WHAT THE TASK ASKS:
Only the lines from the line holding "Convert this document image to plain text." to the last line should be output, each exactly as given.
* start STORED RECORDS *
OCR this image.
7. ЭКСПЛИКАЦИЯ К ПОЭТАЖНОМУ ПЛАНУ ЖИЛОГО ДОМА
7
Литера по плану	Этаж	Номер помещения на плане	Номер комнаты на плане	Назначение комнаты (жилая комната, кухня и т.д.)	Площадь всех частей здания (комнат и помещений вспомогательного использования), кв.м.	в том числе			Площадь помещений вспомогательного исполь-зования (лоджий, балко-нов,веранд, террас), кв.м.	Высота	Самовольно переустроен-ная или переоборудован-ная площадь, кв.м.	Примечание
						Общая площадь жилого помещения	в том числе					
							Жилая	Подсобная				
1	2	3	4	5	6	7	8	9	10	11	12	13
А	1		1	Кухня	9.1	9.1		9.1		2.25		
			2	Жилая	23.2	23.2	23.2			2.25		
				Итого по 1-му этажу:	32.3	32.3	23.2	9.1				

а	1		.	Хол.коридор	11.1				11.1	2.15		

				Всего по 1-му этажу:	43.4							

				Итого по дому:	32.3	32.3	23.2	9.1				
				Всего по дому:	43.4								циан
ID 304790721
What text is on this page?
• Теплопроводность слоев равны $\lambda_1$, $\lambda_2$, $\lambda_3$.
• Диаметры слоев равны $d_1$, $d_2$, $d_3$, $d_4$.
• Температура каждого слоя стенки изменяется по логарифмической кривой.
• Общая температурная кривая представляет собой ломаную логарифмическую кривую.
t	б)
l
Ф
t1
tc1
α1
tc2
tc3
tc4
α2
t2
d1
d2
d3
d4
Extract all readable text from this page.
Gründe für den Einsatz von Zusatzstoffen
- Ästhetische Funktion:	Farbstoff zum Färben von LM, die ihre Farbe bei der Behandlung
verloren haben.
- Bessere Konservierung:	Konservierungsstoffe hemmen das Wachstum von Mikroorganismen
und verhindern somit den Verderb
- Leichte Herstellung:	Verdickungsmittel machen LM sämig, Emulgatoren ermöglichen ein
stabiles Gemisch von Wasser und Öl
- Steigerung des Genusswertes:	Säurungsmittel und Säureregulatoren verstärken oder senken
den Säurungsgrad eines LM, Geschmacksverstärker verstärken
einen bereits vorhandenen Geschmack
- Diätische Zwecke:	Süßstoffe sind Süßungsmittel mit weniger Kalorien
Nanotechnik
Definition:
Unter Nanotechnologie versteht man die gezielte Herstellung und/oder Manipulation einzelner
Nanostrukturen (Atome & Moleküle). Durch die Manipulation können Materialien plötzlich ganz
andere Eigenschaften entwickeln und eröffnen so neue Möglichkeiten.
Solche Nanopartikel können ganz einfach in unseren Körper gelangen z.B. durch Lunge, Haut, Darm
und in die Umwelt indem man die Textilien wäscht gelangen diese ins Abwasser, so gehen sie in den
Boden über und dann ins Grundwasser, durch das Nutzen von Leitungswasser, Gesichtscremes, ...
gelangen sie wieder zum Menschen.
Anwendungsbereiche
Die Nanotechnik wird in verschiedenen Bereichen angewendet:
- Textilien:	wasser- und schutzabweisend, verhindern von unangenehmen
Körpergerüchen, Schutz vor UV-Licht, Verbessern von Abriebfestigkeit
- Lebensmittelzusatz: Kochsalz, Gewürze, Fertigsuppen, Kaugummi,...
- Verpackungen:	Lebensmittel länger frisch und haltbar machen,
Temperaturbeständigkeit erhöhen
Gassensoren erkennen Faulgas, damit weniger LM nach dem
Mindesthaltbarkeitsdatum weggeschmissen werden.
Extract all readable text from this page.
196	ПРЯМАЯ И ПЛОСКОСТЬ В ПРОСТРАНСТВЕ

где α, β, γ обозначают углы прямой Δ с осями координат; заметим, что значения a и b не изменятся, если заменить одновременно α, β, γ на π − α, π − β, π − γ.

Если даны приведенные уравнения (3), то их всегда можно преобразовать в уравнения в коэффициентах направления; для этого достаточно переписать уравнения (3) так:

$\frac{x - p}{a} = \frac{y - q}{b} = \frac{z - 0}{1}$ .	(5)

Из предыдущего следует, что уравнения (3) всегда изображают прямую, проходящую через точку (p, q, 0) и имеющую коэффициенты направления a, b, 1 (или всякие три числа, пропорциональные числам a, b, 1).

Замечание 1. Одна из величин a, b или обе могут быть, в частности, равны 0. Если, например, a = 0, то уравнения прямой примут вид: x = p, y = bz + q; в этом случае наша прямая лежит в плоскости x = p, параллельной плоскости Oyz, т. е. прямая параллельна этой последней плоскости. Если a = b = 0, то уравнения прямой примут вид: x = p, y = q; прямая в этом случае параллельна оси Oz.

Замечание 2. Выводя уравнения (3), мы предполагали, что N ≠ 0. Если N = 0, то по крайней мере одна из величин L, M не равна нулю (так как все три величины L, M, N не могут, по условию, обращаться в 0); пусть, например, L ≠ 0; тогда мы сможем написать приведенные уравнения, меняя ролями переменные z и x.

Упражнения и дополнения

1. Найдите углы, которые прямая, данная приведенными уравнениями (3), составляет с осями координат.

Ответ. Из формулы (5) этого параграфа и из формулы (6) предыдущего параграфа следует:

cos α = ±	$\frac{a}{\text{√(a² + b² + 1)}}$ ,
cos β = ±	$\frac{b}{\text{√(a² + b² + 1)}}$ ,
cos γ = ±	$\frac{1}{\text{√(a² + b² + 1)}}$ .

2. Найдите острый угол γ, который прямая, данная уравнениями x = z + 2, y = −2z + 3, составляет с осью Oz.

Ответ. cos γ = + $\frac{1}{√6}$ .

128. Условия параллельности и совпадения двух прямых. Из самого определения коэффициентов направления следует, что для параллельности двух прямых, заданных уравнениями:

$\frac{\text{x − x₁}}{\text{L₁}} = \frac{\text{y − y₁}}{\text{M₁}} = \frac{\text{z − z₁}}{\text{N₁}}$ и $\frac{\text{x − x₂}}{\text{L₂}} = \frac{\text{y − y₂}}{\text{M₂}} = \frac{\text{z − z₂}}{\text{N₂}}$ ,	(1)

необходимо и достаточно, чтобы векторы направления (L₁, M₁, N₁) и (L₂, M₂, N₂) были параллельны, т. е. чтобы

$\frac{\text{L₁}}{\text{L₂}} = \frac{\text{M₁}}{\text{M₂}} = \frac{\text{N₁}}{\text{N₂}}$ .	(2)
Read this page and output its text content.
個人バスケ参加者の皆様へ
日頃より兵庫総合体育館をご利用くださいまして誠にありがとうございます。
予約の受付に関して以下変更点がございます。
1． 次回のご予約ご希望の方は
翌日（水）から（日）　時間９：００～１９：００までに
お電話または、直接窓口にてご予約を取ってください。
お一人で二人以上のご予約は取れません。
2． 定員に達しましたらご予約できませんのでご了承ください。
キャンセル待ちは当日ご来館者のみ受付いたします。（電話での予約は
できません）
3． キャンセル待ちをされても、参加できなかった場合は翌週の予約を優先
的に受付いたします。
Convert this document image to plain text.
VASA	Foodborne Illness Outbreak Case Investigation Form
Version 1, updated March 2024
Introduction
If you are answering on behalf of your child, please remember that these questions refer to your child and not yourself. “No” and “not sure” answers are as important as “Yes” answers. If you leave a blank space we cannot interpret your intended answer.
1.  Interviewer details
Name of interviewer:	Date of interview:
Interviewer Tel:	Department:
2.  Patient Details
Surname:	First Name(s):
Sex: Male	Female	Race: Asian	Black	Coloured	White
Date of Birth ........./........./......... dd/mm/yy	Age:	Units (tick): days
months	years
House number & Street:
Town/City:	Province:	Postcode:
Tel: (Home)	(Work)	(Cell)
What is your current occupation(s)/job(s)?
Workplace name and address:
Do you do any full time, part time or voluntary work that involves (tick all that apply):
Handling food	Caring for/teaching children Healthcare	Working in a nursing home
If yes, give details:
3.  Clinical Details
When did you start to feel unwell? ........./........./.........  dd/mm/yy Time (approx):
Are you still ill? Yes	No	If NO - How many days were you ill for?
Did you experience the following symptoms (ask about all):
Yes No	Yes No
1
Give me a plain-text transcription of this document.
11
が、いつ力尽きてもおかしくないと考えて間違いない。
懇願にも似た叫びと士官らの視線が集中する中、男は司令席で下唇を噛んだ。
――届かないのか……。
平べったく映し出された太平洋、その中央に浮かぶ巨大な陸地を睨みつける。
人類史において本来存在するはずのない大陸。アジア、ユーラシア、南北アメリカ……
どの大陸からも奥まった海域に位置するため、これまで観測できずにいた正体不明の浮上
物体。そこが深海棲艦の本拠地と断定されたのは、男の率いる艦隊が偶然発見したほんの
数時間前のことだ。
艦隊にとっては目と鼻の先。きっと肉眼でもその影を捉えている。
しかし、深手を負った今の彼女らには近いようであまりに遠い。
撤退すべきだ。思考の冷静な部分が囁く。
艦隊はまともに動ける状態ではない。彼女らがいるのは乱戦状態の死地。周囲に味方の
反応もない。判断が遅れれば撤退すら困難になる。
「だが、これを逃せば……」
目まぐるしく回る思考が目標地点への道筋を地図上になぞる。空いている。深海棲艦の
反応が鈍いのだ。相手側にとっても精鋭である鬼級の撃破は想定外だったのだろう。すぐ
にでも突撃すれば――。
* end STORED RECORDS *
CORRECT RESPONSE:
Convert this document image to plain text.
VASA	Foodborne Illness Outbreak Case Investigation Form
Version 1, updated March 2024
Introduction
If you are answering on behalf of your child, please remember that these questions refer to your child and not yourself. “No” and “not sure” answers are as important as “Yes” answers. If you leave a blank space we cannot interpret your intended answer.
1.  Interviewer details
Name of interviewer:	Date of interview:
Interviewer Tel:	Department:
2.  Patient Details
Surname:	First Name(s):
Sex: Male	Female	Race: Asian	Black	Coloured	White
Date of Birth ........./........./......... dd/mm/yy	Age:	Units (tick): days
months	years
House number & Street:
Town/City:	Province:	Postcode:
Tel: (Home)	(Work)	(Cell)
What is your current occupation(s)/job(s)?
Workplace name and address:
Do you do any full time, part time or voluntary work that involves (tick all that apply):
Handling food	Caring for/teaching children Healthcare	Working in a nursing home
If yes, give details:
3.  Clinical Details
When did you start to feel unwell? ........./........./.........  dd/mm/yy Time (approx):
Are you still ill? Yes	No	If NO - How many days were you ill for?
Did you experience the following symptoms (ask about all):
Yes No	Yes No
1
Give me a plain-text transcription of this document.
11
が、いつ力尽きてもおかしくないと考えて間違いない。
懇願にも似た叫びと士官らの視線が集中する中、男は司令席で下唇を噛んだ。
――届かないのか……。
平べったく映し出された太平洋、その中央に浮かぶ巨大な陸地を睨みつける。
人類史において本来存在するはずのない大陸。アジア、ユーラシア、南北アメリカ……
どの大陸からも奥まった海域に位置するため、これまで観測できずにいた正体不明の浮上
物体。そこが深海棲艦の本拠地と断定されたのは、男の率いる艦隊が偶然発見したほんの
数時間前のことだ。
艦隊にとっては目と鼻の先。きっと肉眼でもその影を捉えている。
しかし、深手を負った今の彼女らには近いようであまりに遠い。
撤退すべきだ。思考の冷静な部分が囁く。
艦隊はまともに動ける状態ではない。彼女らがいるのは乱戦状態の死地。周囲に味方の
反応もない。判断が遅れれば撤退すら困難になる。
「だが、これを逃せば……」
目まぐるしく回る思考が目標地点への道筋を地図上になぞる。空いている。深海棲艦の
反応が鈍いのだ。相手側にとっても精鋭である鬼級の撃破は想定外だったのだろう。すぐ
にでも突撃すれば――。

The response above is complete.